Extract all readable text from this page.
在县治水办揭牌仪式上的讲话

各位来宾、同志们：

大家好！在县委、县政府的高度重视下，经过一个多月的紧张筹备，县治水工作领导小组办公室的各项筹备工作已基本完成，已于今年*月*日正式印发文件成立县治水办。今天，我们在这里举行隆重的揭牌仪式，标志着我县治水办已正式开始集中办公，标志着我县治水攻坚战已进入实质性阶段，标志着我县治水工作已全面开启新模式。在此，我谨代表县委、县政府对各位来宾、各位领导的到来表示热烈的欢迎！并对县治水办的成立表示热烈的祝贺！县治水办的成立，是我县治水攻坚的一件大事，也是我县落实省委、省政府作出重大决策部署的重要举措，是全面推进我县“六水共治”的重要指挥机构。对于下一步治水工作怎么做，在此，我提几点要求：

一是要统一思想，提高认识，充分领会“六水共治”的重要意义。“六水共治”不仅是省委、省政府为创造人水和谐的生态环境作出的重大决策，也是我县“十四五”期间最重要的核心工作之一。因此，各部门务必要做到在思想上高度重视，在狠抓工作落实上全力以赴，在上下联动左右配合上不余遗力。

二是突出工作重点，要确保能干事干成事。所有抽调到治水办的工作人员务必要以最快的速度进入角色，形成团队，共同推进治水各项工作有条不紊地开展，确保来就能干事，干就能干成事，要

######

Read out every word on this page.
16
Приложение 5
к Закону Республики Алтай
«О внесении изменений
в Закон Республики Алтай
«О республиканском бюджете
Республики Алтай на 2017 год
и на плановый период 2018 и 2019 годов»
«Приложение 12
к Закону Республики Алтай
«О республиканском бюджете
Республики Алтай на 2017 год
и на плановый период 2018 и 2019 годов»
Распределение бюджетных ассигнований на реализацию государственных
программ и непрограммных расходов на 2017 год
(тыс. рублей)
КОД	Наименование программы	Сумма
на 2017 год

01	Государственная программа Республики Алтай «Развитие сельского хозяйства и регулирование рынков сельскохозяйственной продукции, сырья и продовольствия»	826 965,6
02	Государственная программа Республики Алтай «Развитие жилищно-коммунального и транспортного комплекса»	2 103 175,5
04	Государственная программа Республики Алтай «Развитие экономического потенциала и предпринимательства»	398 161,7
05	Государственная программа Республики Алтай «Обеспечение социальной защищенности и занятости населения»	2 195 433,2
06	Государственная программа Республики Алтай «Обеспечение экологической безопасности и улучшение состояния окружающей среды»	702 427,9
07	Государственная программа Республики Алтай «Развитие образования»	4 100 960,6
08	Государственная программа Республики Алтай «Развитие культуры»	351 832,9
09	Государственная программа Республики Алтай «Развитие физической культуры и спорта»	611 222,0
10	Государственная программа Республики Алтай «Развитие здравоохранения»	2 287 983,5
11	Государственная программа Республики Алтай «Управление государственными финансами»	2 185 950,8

######

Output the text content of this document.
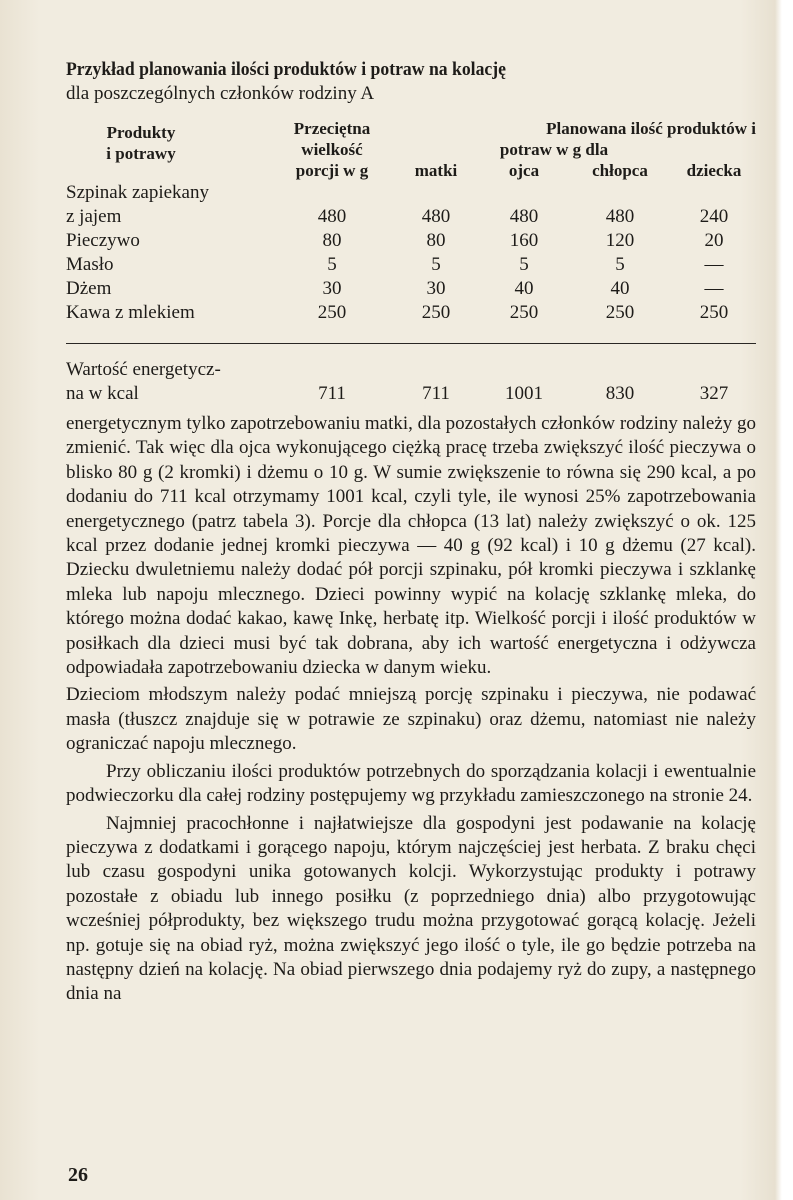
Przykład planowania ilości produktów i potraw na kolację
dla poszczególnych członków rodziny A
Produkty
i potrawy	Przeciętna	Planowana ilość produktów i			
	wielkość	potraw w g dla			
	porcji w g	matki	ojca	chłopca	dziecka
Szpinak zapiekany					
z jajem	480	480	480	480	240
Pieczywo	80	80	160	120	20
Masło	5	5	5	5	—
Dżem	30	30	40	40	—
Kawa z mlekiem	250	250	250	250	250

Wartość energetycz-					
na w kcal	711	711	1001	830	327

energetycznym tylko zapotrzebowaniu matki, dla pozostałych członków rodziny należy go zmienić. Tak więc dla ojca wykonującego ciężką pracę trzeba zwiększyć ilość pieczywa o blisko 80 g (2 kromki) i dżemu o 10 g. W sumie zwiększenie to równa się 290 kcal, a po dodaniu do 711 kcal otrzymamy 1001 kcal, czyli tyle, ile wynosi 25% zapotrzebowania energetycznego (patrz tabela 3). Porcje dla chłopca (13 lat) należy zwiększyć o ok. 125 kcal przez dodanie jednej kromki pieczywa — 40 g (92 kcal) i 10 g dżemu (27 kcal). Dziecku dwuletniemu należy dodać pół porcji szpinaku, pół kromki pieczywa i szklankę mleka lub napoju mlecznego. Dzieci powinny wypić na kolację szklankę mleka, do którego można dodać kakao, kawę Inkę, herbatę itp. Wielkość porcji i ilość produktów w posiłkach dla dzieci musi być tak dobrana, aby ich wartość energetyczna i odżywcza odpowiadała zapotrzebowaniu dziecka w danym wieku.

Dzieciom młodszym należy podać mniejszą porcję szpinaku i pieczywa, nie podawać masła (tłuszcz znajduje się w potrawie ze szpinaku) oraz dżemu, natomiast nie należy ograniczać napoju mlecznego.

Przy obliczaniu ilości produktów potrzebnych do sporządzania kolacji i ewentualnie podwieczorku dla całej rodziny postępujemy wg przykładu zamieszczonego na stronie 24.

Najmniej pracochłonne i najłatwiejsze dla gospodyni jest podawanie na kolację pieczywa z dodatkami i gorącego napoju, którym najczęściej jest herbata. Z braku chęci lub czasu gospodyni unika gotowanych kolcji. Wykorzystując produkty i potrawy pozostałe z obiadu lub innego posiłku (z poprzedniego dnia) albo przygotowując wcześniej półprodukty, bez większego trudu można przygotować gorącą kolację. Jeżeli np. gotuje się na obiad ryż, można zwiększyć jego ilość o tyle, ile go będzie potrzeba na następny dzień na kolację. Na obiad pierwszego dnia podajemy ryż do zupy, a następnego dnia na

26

######

Find the word "this" and list each line it appears in.

__Expected answer__.
Extract all readable text from this page.
Read out every word on this page.
Output the text content of this document.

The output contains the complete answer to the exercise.